Could you reproduce, word for word, the listing lines from the one containing "table-row bbox=[156, 1190, 1136, 1221]" through the one containing "bbox=[446, 1097, 1136, 1128]", with both of those lines included?

# Start of PROVIDED MATERIAL

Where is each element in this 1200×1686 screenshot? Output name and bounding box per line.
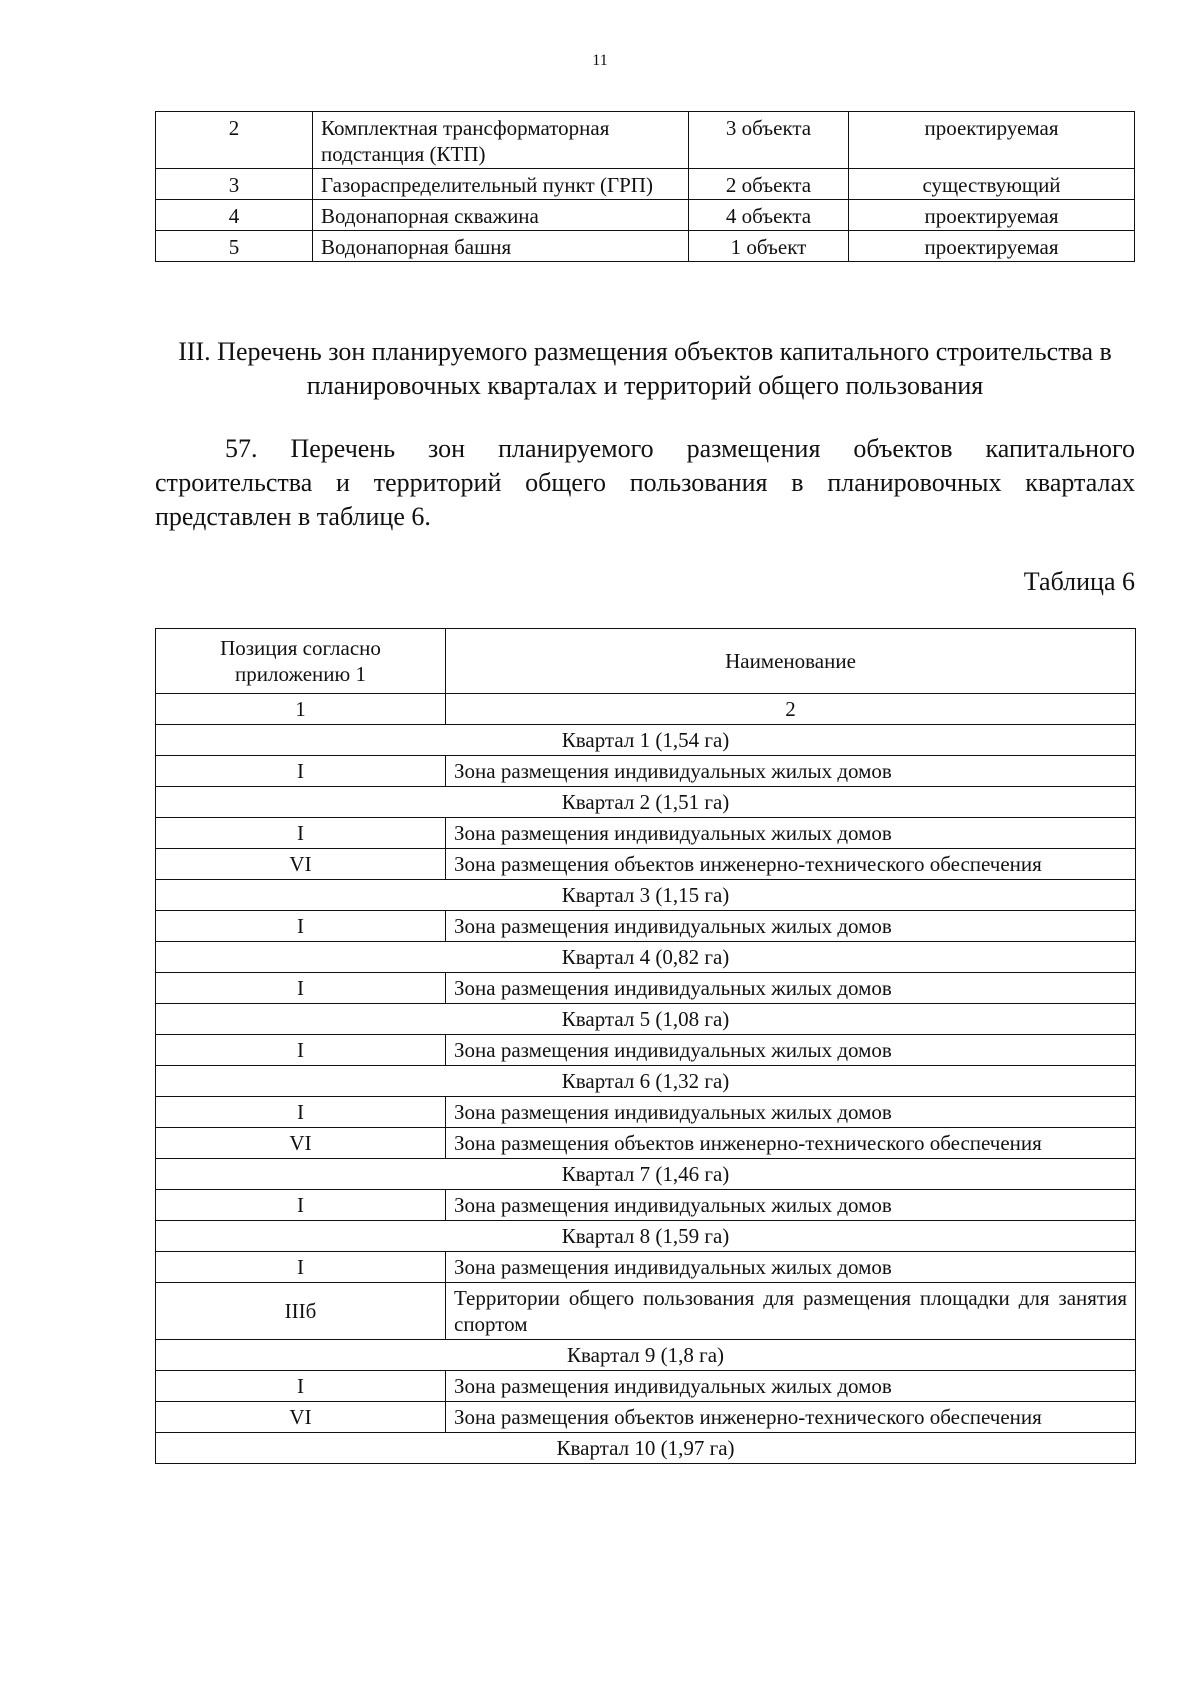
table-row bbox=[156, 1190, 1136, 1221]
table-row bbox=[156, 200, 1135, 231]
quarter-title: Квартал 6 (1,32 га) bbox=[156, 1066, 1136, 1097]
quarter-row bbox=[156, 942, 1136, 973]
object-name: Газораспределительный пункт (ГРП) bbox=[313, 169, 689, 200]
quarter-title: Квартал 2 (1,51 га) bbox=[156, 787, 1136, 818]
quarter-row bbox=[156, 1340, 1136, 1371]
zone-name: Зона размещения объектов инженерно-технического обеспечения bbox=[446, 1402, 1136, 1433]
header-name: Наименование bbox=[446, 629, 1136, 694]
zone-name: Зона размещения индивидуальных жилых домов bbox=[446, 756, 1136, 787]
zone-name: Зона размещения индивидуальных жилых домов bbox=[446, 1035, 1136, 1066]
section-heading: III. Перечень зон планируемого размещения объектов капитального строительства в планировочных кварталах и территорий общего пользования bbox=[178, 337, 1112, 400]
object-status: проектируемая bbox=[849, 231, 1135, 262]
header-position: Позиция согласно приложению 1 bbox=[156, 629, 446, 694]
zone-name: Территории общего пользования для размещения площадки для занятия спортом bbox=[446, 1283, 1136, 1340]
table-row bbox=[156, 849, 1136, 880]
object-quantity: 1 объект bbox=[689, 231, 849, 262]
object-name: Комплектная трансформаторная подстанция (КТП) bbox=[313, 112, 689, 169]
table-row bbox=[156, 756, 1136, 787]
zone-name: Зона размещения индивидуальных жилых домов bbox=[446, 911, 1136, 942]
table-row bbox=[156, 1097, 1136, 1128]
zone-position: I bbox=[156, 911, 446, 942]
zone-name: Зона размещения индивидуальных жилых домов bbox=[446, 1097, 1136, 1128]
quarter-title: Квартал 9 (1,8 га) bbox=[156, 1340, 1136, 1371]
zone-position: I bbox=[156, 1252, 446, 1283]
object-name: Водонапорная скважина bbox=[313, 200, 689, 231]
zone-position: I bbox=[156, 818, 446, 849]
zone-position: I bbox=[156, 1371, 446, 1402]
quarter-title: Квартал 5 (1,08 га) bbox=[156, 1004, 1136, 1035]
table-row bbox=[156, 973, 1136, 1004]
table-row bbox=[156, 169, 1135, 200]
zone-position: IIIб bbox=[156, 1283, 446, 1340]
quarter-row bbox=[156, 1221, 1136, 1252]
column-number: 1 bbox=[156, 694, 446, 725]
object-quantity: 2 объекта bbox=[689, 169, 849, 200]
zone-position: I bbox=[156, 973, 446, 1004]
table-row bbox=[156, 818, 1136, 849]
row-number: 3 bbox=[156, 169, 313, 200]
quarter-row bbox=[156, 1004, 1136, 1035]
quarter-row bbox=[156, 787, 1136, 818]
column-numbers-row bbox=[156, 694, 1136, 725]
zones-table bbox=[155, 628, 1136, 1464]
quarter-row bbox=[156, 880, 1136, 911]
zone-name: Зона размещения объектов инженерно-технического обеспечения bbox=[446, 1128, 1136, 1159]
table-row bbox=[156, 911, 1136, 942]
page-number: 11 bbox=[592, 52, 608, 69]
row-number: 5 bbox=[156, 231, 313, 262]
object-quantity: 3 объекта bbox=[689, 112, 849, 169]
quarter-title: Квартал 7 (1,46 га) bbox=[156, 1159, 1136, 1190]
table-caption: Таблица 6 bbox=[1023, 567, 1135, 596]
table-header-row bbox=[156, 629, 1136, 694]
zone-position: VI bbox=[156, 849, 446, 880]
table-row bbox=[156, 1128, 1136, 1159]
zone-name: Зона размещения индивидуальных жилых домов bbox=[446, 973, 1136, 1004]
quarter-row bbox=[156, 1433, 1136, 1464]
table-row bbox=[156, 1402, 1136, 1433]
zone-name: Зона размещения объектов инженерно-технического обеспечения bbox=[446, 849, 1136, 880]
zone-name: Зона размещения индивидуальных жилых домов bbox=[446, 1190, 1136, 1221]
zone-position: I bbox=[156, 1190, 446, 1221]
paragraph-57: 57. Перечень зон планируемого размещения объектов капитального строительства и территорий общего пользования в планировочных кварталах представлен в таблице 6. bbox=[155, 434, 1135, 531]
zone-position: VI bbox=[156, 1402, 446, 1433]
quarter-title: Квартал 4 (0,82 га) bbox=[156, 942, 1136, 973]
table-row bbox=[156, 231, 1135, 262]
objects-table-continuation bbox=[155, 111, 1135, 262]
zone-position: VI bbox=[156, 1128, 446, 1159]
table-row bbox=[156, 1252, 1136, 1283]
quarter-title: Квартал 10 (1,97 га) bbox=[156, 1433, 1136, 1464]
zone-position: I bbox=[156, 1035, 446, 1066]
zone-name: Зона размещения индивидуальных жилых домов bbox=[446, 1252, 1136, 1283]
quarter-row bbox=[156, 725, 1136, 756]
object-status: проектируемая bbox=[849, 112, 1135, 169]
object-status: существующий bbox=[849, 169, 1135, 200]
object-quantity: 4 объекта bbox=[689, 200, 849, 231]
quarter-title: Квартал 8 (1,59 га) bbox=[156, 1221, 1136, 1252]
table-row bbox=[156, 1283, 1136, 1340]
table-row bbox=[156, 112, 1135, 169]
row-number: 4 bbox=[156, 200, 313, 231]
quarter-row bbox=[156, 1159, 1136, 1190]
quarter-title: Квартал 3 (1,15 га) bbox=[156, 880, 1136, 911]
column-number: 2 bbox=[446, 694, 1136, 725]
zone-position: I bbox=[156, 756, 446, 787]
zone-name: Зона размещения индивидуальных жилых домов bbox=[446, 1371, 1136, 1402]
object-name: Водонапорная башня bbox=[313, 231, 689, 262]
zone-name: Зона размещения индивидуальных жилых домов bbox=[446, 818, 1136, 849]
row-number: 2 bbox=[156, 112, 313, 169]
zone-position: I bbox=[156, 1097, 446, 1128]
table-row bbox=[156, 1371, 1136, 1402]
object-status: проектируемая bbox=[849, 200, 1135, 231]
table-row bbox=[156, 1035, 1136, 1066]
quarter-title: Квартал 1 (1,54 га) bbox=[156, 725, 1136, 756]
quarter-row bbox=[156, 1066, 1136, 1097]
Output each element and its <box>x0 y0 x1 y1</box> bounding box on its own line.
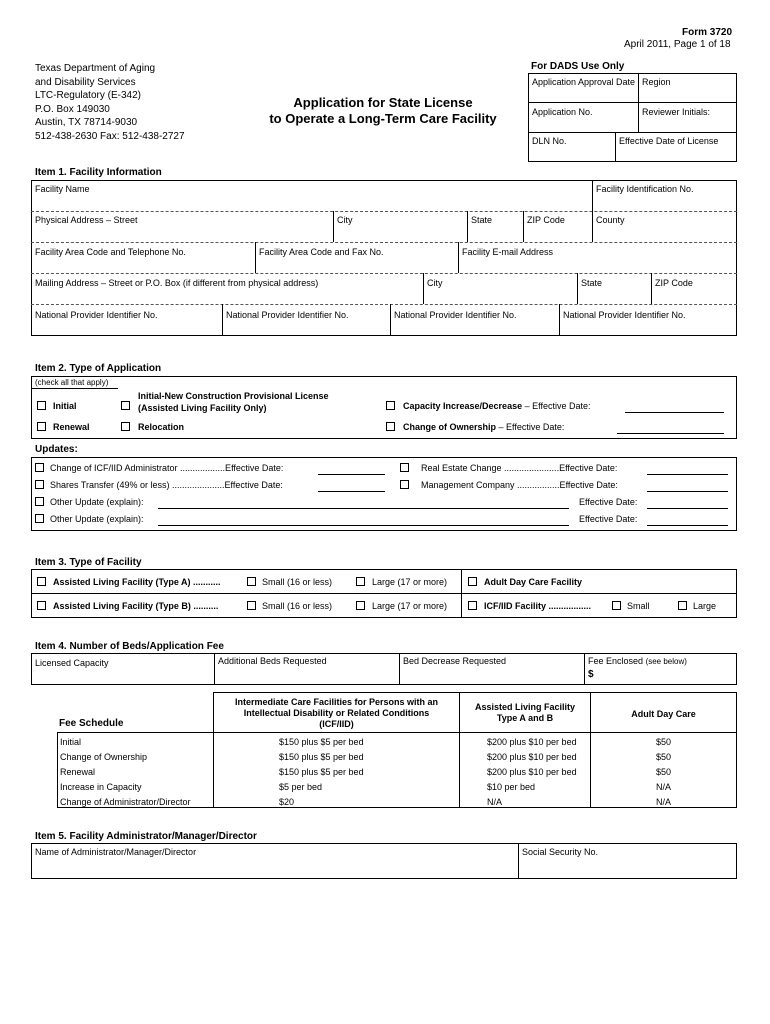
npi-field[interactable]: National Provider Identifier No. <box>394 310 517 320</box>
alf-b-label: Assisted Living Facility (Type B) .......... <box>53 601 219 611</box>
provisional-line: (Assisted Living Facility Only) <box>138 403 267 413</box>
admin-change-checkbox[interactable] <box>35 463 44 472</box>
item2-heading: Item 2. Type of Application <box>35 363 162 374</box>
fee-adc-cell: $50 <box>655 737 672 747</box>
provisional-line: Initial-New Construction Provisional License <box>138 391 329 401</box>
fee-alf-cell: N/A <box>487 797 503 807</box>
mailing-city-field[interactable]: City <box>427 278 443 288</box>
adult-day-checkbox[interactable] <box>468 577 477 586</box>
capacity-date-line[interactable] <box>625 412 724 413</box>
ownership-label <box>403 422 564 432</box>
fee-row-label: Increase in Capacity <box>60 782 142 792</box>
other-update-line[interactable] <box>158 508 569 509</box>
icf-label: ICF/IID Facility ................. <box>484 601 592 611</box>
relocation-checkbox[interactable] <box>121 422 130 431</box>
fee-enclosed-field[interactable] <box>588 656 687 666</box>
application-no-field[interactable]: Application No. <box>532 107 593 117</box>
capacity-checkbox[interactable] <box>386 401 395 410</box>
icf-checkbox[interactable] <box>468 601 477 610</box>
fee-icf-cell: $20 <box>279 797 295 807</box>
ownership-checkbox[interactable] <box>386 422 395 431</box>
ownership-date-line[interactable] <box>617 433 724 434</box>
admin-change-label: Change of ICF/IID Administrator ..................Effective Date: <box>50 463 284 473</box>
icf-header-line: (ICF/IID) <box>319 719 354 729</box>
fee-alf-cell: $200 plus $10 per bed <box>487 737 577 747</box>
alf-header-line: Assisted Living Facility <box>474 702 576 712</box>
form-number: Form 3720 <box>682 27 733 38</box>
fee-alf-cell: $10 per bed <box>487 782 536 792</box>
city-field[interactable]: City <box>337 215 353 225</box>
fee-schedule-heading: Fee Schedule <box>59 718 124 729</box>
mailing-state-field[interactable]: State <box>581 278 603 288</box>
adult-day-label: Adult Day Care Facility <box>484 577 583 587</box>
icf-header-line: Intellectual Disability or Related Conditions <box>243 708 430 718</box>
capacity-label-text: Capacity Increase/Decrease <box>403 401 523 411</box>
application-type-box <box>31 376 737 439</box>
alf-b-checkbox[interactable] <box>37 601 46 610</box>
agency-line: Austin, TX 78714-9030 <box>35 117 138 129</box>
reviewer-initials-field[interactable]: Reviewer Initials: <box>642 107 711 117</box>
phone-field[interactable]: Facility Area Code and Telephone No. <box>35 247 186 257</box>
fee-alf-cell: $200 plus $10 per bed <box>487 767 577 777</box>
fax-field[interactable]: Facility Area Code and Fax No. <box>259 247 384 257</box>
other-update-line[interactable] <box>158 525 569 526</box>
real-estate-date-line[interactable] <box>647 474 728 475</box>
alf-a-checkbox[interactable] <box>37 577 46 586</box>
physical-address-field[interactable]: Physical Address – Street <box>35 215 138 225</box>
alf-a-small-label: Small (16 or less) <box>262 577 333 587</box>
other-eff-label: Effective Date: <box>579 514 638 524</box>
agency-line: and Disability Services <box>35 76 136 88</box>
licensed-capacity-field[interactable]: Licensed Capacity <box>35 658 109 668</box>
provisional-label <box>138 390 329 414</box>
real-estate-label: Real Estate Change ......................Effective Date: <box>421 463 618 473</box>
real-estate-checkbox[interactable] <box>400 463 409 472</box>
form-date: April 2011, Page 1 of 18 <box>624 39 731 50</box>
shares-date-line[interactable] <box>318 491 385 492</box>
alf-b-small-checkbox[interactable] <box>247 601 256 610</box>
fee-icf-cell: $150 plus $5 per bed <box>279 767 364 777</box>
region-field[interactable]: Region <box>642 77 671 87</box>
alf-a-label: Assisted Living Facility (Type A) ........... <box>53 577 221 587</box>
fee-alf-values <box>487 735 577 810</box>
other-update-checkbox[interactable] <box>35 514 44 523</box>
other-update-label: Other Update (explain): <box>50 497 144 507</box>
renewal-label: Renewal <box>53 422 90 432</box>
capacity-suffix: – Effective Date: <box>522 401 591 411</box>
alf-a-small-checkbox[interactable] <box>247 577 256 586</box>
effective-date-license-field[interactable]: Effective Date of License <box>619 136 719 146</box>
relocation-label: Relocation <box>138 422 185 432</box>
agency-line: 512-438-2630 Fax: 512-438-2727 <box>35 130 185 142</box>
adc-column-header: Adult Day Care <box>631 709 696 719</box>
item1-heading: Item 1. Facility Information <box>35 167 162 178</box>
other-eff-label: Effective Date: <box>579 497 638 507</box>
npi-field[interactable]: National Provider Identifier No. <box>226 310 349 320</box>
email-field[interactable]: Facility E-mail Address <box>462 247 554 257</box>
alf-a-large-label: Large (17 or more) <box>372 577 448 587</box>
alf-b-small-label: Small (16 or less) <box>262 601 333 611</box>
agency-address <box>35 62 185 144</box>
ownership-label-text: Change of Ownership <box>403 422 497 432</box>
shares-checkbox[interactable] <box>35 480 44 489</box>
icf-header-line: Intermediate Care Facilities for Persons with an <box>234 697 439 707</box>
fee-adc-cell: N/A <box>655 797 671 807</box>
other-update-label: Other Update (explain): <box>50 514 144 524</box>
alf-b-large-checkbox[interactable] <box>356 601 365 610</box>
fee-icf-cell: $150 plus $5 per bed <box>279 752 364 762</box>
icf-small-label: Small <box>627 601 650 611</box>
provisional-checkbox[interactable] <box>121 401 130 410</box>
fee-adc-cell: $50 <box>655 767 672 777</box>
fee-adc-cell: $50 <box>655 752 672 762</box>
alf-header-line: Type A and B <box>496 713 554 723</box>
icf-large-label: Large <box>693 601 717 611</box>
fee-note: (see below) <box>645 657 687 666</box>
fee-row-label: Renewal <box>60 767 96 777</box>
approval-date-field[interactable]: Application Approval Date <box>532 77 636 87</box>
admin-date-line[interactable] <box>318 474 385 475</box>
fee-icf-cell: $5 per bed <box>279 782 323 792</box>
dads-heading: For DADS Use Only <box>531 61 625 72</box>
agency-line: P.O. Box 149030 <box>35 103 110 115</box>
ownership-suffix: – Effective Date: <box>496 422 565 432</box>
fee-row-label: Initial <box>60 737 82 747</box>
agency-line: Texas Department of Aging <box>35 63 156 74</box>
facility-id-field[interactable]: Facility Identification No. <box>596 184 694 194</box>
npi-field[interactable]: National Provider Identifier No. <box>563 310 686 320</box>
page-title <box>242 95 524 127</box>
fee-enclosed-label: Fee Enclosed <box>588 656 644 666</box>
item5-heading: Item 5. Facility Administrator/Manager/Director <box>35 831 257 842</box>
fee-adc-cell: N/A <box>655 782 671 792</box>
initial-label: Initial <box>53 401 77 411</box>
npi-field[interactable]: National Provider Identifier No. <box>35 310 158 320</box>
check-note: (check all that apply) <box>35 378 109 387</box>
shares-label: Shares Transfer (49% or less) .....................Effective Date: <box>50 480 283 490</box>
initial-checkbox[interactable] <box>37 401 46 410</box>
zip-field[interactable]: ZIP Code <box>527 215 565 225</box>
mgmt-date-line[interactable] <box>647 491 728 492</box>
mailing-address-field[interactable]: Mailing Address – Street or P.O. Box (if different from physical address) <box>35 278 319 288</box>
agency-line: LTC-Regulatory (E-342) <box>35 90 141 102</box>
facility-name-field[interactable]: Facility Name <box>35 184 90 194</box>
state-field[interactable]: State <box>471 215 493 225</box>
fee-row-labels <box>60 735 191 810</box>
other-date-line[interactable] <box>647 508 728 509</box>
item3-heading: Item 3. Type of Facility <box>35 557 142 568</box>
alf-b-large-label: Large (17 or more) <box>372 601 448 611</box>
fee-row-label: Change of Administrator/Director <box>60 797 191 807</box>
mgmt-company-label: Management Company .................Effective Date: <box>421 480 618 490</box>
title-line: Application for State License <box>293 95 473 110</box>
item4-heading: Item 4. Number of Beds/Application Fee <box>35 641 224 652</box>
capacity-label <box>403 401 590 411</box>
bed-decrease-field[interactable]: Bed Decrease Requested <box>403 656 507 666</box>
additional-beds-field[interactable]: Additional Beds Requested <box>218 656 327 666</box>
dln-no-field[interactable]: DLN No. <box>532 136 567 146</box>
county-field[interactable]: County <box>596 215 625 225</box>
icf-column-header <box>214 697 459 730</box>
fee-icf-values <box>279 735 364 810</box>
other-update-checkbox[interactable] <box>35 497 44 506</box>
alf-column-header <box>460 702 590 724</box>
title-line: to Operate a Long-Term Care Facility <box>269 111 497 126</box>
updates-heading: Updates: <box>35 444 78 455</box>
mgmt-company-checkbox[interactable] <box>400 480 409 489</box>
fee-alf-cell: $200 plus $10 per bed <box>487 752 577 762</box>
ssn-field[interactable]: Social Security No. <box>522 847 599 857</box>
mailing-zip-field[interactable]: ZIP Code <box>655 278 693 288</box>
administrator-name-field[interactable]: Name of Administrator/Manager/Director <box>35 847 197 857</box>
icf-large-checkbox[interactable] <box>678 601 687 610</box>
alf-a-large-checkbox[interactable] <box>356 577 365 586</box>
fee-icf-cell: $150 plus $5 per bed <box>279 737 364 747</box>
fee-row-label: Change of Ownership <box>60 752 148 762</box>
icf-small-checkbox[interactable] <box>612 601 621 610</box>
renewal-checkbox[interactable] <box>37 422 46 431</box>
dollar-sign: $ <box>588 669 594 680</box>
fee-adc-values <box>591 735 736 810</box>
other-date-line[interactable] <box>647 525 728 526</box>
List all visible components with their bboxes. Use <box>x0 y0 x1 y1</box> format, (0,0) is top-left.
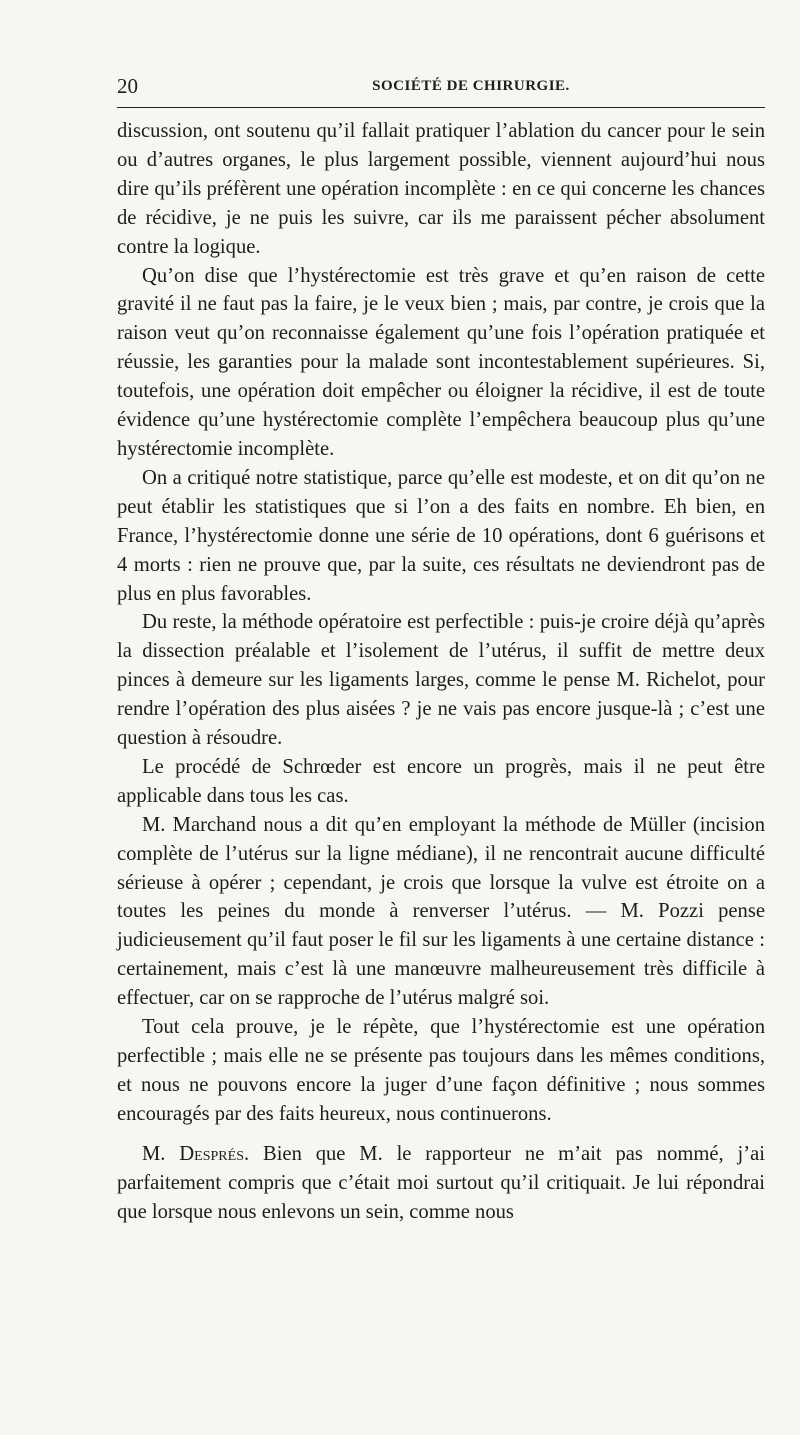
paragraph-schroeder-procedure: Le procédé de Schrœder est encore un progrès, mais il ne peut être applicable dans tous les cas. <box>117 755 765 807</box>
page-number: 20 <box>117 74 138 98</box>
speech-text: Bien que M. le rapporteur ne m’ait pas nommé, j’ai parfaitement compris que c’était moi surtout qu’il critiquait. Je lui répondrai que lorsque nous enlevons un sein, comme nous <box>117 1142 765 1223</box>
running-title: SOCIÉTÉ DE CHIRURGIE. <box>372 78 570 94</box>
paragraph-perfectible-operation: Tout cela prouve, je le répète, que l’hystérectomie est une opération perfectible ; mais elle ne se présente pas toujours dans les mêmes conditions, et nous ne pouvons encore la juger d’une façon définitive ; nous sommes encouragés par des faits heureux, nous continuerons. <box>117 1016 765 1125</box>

# End of PROVIDED MATERIAL

**WRITTEN ANSWER**:
table-row bbox=[156, 1190, 1136, 1221]
table-row bbox=[156, 200, 1135, 231]
quarter-title: Квартал 6 (1,32 га) bbox=[156, 1066, 1136, 1097]
quarter-row bbox=[156, 942, 1136, 973]
object-name: Газораспределительный пункт (ГРП) bbox=[313, 169, 689, 200]
quarter-title: Квартал 2 (1,51 га) bbox=[156, 787, 1136, 818]
quarter-row bbox=[156, 1340, 1136, 1371]
zone-name: Зона размещения объектов инженерно-технического обеспечения bbox=[446, 1402, 1136, 1433]
header-name: Наименование bbox=[446, 629, 1136, 694]
zone-name: Зона размещения индивидуальных жилых домов bbox=[446, 756, 1136, 787]
zone-name: Зона размещения индивидуальных жилых домов bbox=[446, 1035, 1136, 1066]
section-heading: III. Перечень зон планируемого размещения объектов капитального строительства в планировочных кварталах и территорий общего пользования bbox=[178, 337, 1112, 400]
object-status: проектируемая bbox=[849, 231, 1135, 262]
header-position: Позиция согласно приложению 1 bbox=[156, 629, 446, 694]
zone-name: Территории общего пользования для размещения площадки для занятия спортом bbox=[446, 1283, 1136, 1340]
table-row bbox=[156, 849, 1136, 880]
object-quantity: 1 объект bbox=[689, 231, 849, 262]
object-name: Комплектная трансформаторная подстанция (КТП) bbox=[313, 112, 689, 169]
table-row bbox=[156, 756, 1136, 787]
zone-name: Зона размещения индивидуальных жилых домов bbox=[446, 911, 1136, 942]
table-row bbox=[156, 1097, 1136, 1128]
zone-position: I bbox=[156, 911, 446, 942]
zone-name: Зона размещения индивидуальных жилых домов bbox=[446, 1097, 1136, 1128]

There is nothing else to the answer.